**Required task:**
Return a copy of every line in the records that includes the word "kind".

------ Dataset content ------

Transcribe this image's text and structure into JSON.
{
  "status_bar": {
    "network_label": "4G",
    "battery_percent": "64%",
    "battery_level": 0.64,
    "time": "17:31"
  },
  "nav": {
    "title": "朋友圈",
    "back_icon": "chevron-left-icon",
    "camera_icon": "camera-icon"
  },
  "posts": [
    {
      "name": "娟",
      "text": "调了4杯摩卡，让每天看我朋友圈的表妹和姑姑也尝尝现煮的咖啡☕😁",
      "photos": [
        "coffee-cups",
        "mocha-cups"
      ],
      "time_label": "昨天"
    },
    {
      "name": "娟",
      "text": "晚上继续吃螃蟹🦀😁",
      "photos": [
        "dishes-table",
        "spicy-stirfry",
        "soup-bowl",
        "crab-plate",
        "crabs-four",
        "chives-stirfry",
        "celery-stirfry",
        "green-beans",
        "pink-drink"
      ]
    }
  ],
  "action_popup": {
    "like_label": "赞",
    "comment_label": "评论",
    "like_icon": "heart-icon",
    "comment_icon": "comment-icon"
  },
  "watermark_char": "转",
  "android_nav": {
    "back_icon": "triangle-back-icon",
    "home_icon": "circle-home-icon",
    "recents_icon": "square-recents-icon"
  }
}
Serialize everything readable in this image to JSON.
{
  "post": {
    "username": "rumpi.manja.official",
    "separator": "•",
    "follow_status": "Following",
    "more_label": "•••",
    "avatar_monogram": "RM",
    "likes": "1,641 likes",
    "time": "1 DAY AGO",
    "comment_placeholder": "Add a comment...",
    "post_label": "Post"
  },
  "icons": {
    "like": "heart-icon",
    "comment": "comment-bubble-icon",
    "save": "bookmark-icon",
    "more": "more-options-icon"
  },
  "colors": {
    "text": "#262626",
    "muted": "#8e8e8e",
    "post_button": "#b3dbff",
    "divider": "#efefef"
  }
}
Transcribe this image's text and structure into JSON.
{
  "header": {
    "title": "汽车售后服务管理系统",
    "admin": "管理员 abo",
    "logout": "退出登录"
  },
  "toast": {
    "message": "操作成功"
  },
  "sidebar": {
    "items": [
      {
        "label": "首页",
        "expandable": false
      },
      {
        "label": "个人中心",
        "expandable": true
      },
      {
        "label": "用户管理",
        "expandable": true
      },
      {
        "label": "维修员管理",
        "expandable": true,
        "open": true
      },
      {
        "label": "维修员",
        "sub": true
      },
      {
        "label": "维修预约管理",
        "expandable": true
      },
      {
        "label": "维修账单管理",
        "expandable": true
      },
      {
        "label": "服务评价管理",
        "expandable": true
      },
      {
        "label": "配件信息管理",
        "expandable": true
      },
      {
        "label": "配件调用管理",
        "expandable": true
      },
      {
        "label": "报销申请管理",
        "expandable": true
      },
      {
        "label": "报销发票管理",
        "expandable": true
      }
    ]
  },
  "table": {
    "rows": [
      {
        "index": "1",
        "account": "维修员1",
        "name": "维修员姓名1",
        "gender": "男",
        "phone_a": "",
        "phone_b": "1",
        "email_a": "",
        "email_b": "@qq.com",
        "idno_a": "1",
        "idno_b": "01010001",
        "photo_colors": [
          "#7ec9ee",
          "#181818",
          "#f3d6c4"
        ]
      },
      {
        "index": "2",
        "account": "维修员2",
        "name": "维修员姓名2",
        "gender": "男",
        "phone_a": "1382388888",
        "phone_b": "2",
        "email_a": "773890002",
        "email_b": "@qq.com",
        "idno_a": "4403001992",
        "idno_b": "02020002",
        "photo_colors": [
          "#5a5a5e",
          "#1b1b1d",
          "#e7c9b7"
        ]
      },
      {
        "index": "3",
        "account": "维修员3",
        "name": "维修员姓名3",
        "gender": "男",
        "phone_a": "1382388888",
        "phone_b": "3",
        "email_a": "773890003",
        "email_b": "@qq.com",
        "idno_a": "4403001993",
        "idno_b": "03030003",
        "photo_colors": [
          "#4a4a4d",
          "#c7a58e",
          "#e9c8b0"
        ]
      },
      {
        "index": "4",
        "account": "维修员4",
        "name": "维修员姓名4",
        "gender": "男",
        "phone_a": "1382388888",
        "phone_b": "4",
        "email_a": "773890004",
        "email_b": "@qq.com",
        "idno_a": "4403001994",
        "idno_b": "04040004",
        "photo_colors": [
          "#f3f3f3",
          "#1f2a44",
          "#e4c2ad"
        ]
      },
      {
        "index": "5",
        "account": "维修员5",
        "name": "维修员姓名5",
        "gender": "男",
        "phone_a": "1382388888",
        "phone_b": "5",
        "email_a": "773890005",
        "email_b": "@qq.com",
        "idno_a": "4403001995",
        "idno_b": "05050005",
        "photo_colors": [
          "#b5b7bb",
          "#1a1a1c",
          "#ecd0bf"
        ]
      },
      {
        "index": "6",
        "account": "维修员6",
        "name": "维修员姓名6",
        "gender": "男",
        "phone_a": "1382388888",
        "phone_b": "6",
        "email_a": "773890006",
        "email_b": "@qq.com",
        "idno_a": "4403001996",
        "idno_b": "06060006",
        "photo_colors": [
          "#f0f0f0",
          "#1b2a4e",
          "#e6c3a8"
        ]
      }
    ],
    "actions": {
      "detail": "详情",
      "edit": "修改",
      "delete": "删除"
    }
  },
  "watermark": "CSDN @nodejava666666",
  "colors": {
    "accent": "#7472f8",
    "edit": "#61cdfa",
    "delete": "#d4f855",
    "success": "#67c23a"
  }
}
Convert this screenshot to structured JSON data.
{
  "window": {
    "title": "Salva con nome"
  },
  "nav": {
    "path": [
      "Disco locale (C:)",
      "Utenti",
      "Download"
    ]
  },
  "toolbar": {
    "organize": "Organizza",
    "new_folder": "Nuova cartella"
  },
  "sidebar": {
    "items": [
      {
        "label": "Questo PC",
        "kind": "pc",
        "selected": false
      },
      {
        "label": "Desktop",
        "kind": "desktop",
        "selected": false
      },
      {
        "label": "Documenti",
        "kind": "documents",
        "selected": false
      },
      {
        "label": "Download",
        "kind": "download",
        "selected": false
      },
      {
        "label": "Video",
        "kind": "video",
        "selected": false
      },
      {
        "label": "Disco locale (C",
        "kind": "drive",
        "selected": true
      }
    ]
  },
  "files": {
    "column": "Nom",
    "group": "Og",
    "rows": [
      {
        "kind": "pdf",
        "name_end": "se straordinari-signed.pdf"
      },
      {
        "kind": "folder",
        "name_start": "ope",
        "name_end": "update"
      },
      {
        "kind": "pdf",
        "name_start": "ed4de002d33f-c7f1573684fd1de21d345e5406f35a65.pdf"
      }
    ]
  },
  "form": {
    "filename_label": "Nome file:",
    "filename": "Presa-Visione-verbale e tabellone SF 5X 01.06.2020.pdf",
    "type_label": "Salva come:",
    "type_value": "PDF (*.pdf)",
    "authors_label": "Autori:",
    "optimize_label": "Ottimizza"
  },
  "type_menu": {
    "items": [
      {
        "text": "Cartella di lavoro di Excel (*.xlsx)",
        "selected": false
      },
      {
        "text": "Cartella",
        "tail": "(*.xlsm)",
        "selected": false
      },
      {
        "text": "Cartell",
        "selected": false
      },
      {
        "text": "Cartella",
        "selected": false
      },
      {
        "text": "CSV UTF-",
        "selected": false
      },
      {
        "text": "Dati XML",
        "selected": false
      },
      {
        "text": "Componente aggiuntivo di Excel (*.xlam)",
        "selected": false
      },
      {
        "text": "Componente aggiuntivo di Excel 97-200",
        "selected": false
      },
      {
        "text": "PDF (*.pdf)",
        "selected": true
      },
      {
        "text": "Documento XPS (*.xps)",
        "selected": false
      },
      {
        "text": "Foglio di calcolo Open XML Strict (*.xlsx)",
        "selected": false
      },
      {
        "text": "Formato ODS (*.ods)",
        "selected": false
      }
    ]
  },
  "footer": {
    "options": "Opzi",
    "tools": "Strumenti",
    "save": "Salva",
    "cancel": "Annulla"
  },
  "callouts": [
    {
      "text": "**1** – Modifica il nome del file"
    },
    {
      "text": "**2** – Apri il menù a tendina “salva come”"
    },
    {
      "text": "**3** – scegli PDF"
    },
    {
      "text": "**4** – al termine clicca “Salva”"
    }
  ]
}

------

**Correct output:**
        "kind": "pc",
        "kind": "desktop",
        "kind": "documents",
        "kind": "download",
        "kind": "video",
        "kind": "drive",
        "kind": "pdf",
        "kind": "folder",
        "kind": "pdf",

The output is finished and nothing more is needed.